# Task statement
Check each line of the listing below for the string "persentasie", and copy the ones that have it.

# Exercise input
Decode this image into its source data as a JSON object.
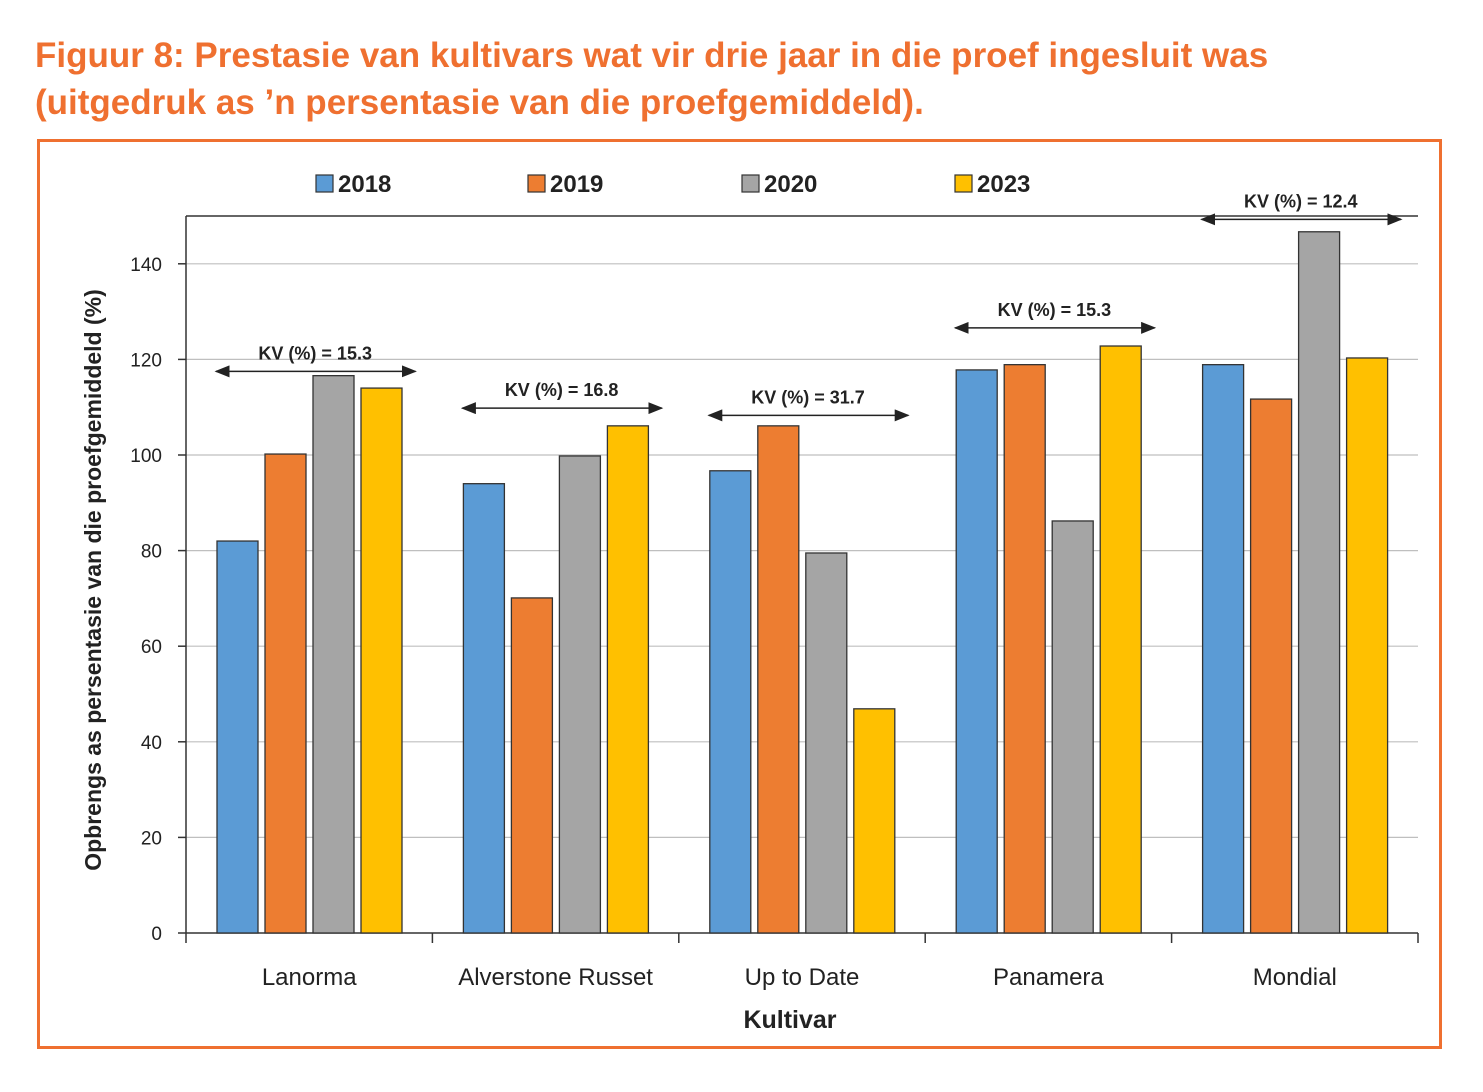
{
  "title_line1": "Figuur 8: Prestasie van kultivars wat vir drie jaar in die proef ingesluit was",
  "title_line2": "(uitgedruk as ’n persentasie van die proefgemiddeld).",
  "chart_data": {
    "type": "bar",
    "xlabel": "Kultivar",
    "ylabel": "Opbrengs as persentasie van die proefgemiddeld (%)",
    "ylim": [
      0,
      150
    ],
    "yticks": [
      0,
      20,
      40,
      60,
      80,
      100,
      120,
      140
    ],
    "grid": true,
    "legend_position": "top",
    "categories": [
      "Lanorma",
      "Alverstone Russet",
      "Up to Date",
      "Panamera",
      "Mondial"
    ],
    "series": [
      {
        "name": "2018",
        "color": "#5B9BD5",
        "values": [
          82.0,
          94.0,
          96.7,
          117.8,
          118.9
        ]
      },
      {
        "name": "2019",
        "color": "#ED7D31",
        "values": [
          100.2,
          70.1,
          106.1,
          118.9,
          111.7
        ]
      },
      {
        "name": "2020",
        "color": "#A5A5A5",
        "values": [
          116.6,
          99.8,
          79.5,
          86.2,
          146.7
        ]
      },
      {
        "name": "2023",
        "color": "#FFC000",
        "values": [
          114.0,
          106.1,
          46.9,
          122.8,
          120.3
        ]
      }
    ],
    "annotations": [
      {
        "label": "KV (%) = 15.3",
        "level": 117.5
      },
      {
        "label": "KV (%) = 16.8",
        "level": 109.8
      },
      {
        "label": "KV (%) = 31.7",
        "level": 108.3
      },
      {
        "label": "KV (%) = 15.3",
        "level": 126.6
      },
      {
        "label": "KV (%) = 12.4",
        "level": 149.3
      }
    ]
  }
}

# Result
  "title_line2": "(uitgedruk as ’n persentasie van die proefgemiddeld).",
    "ylabel": "Opbrengs as persentasie van die proefgemiddeld (%)",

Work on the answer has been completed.